What follows is a listing to be transcribed exactly.
[Task material start]
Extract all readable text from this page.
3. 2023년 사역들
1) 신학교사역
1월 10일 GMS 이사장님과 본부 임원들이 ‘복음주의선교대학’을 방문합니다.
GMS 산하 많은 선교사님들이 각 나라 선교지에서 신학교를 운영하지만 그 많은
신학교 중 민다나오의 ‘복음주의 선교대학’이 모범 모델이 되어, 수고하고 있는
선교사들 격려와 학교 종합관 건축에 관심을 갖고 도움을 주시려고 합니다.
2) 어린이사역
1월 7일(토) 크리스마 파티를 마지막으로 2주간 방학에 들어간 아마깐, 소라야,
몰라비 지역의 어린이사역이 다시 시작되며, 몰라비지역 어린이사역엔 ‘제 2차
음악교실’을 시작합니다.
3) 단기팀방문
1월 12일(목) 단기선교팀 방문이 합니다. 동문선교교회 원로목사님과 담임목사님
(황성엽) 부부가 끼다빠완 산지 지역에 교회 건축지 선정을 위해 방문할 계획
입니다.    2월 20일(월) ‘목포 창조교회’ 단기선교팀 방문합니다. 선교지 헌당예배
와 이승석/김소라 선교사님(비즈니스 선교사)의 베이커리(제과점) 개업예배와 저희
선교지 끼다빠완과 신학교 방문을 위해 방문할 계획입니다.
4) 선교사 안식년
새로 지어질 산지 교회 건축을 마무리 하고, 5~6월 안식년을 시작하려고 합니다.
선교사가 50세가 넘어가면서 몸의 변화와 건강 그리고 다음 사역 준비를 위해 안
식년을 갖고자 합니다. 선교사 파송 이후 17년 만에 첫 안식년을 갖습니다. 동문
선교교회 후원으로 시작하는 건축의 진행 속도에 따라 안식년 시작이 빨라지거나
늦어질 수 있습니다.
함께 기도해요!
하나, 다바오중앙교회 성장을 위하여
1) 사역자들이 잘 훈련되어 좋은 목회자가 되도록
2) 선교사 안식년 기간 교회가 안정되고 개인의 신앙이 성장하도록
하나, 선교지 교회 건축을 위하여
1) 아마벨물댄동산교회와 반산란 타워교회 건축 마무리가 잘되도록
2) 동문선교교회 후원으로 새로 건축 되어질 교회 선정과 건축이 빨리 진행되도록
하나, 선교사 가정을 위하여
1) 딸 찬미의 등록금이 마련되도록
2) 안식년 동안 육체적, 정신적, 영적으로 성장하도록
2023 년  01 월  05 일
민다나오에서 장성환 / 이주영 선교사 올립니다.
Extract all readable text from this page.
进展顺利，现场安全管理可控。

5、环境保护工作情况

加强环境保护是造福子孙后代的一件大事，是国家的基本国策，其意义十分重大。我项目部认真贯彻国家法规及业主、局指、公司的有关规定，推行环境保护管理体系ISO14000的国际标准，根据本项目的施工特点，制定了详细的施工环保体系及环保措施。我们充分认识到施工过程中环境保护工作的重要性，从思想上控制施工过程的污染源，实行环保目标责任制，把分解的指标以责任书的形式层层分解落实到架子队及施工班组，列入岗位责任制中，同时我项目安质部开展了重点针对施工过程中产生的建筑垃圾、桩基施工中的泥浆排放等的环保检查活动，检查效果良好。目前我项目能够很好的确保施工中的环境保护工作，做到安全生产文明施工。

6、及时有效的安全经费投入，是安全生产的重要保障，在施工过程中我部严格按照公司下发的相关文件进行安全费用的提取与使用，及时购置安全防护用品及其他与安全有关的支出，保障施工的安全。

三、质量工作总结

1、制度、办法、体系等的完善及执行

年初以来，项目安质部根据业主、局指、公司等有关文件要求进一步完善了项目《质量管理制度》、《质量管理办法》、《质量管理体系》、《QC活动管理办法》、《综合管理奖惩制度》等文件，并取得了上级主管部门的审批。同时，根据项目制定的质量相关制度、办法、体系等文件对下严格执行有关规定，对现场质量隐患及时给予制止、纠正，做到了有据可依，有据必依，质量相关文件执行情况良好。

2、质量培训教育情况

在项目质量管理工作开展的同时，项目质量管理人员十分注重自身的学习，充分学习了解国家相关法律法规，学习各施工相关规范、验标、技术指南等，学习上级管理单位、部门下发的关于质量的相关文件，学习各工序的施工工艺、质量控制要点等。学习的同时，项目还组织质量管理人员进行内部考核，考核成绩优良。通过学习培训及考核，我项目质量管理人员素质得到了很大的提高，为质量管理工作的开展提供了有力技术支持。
[Task material end]
## Written solution
Extract all readable text from this page.
3. 2023년 사역들
1) 신학교사역
1월 10일 GMS 이사장님과 본부 임원들이 ‘복음주의선교대학’을 방문합니다.
GMS 산하 많은 선교사님들이 각 나라 선교지에서 신학교를 운영하지만 그 많은
신학교 중 민다나오의 ‘복음주의 선교대학’이 모범 모델이 되어, 수고하고 있는
선교사들 격려와 학교 종합관 건축에 관심을 갖고 도움을 주시려고 합니다.
2) 어린이사역
1월 7일(토) 크리스마 파티를 마지막으로 2주간 방학에 들어간 아마깐, 소라야,
몰라비 지역의 어린이사역이 다시 시작되며, 몰라비지역 어린이사역엔 ‘제 2차
음악교실’을 시작합니다.
3) 단기팀방문
1월 12일(목) 단기선교팀 방문이 합니다. 동문선교교회 원로목사님과 담임목사님
(황성엽) 부부가 끼다빠완 산지 지역에 교회 건축지 선정을 위해 방문할 계획
입니다.    2월 20일(월) ‘목포 창조교회’ 단기선교팀 방문합니다. 선교지 헌당예배
와 이승석/김소라 선교사님(비즈니스 선교사)의 베이커리(제과점) 개업예배와 저희
선교지 끼다빠완과 신학교 방문을 위해 방문할 계획입니다.
4) 선교사 안식년
새로 지어질 산지 교회 건축을 마무리 하고, 5~6월 안식년을 시작하려고 합니다.
선교사가 50세가 넘어가면서 몸의 변화와 건강 그리고 다음 사역 준비를 위해 안
식년을 갖고자 합니다. 선교사 파송 이후 17년 만에 첫 안식년을 갖습니다. 동문
선교교회 후원으로 시작하는 건축의 진행 속도에 따라 안식년 시작이 빨라지거나
늦어질 수 있습니다.
함께 기도해요!
하나, 다바오중앙교회 성장을 위하여
1) 사역자들이 잘 훈련되어 좋은 목회자가 되도록
2) 선교사 안식년 기간 교회가 안정되고 개인의 신앙이 성장하도록
하나, 선교지 교회 건축을 위하여
1) 아마벨물댄동산교회와 반산란 타워교회 건축 마무리가 잘되도록
2) 동문선교교회 후원으로 새로 건축 되어질 교회 선정과 건축이 빨리 진행되도록
하나, 선교사 가정을 위하여
1) 딸 찬미의 등록금이 마련되도록
2) 안식년 동안 육체적, 정신적, 영적으로 성장하도록
2023 년  01 월  05 일
민다나오에서 장성환 / 이주영 선교사 올립니다.
Extract all readable text from this page.
进展顺利，现场安全管理可控。

5、环境保护工作情况

加强环境保护是造福子孙后代的一件大事，是国家的基本国策，其意义十分重大。我项目部认真贯彻国家法规及业主、局指、公司的有关规定，推行环境保护管理体系ISO14000的国际标准，根据本项目的施工特点，制定了详细的施工环保体系及环保措施。我们充分认识到施工过程中环境保护工作的重要性，从思想上控制施工过程的污染源，实行环保目标责任制，把分解的指标以责任书的形式层层分解落实到架子队及施工班组，列入岗位责任制中，同时我项目安质部开展了重点针对施工过程中产生的建筑垃圾、桩基施工中的泥浆排放等的环保检查活动，检查效果良好。目前我项目能够很好的确保施工中的环境保护工作，做到安全生产文明施工。

6、及时有效的安全经费投入，是安全生产的重要保障，在施工过程中我部严格按照公司下发的相关文件进行安全费用的提取与使用，及时购置安全防护用品及其他与安全有关的支出，保障施工的安全。

三、质量工作总结

1、制度、办法、体系等的完善及执行

年初以来，项目安质部根据业主、局指、公司等有关文件要求进一步完善了项目《质量管理制度》、《质量管理办法》、《质量管理体系》、《QC活动管理办法》、《综合管理奖惩制度》等文件，并取得了上级主管部门的审批。同时，根据项目制定的质量相关制度、办法、体系等文件对下严格执行有关规定，对现场质量隐患及时给予制止、纠正，做到了有据可依，有据必依，质量相关文件执行情况良好。

2、质量培训教育情况

在项目质量管理工作开展的同时，项目质量管理人员十分注重自身的学习，充分学习了解国家相关法律法规，学习各施工相关规范、验标、技术指南等，学习上级管理单位、部门下发的关于质量的相关文件，学习各工序的施工工艺、质量控制要点等。学习的同时，项目还组织质量管理人员进行内部考核，考核成绩优良。通过学习培训及考核，我项目质量管理人员素质得到了很大的提高，为质量管理工作的开展提供了有力技术支持。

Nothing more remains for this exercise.